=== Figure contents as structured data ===

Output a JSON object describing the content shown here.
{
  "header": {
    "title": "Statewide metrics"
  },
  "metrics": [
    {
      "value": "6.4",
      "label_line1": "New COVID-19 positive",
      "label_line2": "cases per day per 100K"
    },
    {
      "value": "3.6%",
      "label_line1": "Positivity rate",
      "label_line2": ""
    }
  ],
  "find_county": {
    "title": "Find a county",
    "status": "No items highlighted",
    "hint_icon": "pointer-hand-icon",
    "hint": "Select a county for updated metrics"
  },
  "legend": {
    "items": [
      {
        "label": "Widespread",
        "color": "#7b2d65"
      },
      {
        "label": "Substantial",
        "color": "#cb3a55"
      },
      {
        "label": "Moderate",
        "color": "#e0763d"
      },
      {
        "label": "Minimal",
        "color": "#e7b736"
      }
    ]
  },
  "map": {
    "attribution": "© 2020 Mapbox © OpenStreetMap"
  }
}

=== Brief ===
Every entry must be output again, exactly as written above.

=== Correct response ===
Output a JSON object describing the content shown here.
{
  "header": {
    "title": "Statewide metrics"
  },
  "metrics": [
    {
      "value": "6.4",
      "label_line1": "New COVID-19 positive",
      "label_line2": "cases per day per 100K"
    },
    {
      "value": "3.6%",
      "label_line1": "Positivity rate",
      "label_line2": ""
    }
  ],
  "find_county": {
    "title": "Find a county",
    "status": "No items highlighted",
    "hint_icon": "pointer-hand-icon",
    "hint": "Select a county for updated metrics"
  },
  "legend": {
    "items": [
      {
        "label": "Widespread",
        "color": "#7b2d65"
      },
      {
        "label": "Substantial",
        "color": "#cb3a55"
      },
      {
        "label": "Moderate",
        "color": "#e0763d"
      },
      {
        "label": "Minimal",
        "color": "#e7b736"
      }
    ]
  },
  "map": {
    "attribution": "© 2020 Mapbox © OpenStreetMap"
  }
}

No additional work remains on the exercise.